## What is asked
Locate every line below that contains the word "BIMS" and copy it.

(Saved data entries)

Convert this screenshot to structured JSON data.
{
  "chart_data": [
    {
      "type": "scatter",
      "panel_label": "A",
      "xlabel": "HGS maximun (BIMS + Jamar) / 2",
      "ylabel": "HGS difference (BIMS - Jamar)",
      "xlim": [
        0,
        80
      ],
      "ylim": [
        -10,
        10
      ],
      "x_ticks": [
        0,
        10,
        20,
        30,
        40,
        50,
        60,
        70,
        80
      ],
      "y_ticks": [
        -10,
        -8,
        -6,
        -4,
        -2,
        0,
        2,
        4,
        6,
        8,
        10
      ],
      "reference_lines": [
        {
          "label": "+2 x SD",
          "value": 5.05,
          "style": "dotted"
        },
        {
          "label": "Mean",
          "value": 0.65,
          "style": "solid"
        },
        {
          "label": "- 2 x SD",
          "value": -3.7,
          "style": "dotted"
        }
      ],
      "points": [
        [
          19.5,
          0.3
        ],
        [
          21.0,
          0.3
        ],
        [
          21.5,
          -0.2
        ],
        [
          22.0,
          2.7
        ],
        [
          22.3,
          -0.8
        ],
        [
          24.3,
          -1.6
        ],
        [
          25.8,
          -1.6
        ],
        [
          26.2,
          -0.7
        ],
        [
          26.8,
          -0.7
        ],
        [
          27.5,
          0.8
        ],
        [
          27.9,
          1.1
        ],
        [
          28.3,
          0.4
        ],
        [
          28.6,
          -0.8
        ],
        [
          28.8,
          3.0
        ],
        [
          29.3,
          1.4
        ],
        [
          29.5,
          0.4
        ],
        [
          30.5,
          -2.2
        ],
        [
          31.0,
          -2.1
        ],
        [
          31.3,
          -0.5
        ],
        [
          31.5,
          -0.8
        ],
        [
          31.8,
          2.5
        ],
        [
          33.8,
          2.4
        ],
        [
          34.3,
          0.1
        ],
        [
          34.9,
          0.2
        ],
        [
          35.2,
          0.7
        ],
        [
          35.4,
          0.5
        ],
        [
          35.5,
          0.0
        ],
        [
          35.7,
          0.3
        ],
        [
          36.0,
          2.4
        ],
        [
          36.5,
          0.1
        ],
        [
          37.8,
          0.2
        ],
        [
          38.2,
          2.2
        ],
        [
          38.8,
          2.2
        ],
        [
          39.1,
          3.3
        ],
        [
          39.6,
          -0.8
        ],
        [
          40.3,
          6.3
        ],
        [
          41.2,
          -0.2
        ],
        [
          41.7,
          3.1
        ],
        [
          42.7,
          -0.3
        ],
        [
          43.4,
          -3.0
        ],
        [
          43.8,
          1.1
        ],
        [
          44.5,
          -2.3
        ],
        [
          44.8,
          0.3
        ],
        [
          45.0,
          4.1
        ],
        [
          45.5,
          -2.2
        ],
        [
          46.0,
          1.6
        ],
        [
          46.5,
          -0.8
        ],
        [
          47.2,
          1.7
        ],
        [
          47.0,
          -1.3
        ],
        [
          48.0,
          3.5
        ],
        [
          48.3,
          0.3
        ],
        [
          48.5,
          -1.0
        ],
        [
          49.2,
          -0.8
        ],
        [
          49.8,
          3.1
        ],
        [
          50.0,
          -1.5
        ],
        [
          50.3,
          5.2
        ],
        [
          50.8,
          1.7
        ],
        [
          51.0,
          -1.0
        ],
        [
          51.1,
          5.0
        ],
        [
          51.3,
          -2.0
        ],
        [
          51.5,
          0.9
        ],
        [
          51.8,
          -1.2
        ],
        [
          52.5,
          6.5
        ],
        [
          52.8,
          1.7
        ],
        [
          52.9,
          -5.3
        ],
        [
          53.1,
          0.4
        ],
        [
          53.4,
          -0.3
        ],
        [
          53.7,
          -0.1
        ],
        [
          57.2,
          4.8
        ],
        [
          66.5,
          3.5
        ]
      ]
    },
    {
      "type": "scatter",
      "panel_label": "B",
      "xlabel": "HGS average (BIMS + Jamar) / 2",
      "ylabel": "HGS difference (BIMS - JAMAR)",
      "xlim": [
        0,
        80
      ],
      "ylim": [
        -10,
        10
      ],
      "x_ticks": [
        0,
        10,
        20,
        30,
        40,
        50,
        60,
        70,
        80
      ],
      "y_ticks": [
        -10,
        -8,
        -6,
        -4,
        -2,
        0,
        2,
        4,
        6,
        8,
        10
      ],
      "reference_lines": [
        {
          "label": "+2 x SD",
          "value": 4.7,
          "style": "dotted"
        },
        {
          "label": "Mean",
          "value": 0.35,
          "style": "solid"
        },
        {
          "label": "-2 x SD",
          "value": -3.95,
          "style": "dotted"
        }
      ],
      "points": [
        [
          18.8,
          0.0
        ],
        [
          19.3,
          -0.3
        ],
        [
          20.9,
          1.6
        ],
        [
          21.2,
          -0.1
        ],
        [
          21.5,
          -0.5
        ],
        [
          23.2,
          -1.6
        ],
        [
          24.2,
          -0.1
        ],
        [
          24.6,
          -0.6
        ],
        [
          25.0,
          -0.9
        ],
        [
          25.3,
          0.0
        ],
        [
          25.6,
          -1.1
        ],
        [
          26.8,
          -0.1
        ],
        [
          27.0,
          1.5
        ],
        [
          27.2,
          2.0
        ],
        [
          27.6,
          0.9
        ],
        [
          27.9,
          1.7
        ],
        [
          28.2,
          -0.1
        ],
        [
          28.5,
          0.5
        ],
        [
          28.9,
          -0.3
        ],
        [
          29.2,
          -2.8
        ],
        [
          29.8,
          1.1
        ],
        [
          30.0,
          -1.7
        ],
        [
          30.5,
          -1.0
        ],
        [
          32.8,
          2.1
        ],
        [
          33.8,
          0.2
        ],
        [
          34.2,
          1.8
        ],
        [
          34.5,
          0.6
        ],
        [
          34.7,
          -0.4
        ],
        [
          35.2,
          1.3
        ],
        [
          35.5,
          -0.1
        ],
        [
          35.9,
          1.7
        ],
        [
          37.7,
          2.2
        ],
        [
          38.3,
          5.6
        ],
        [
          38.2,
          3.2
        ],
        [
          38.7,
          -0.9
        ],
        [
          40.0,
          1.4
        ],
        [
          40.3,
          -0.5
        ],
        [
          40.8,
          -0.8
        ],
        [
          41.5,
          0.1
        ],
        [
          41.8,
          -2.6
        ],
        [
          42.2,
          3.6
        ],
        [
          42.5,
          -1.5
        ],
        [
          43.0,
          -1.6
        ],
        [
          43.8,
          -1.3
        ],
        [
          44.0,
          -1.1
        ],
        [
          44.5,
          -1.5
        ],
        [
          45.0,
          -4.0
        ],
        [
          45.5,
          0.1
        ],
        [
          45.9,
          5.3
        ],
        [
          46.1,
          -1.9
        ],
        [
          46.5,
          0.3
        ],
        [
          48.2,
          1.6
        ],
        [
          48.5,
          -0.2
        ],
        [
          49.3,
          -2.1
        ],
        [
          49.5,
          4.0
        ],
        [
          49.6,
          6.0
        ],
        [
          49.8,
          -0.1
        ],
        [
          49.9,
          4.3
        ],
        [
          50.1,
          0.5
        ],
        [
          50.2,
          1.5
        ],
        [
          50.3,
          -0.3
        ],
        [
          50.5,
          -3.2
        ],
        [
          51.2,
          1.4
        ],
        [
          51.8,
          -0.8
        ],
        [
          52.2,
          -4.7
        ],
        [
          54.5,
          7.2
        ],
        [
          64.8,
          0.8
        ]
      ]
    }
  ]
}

## Final result
      "xlabel": "HGS maximun (BIMS + Jamar) / 2",
      "ylabel": "HGS difference (BIMS - Jamar)",
      "xlabel": "HGS average (BIMS + Jamar) / 2",
      "ylabel": "HGS difference (BIMS - JAMAR)",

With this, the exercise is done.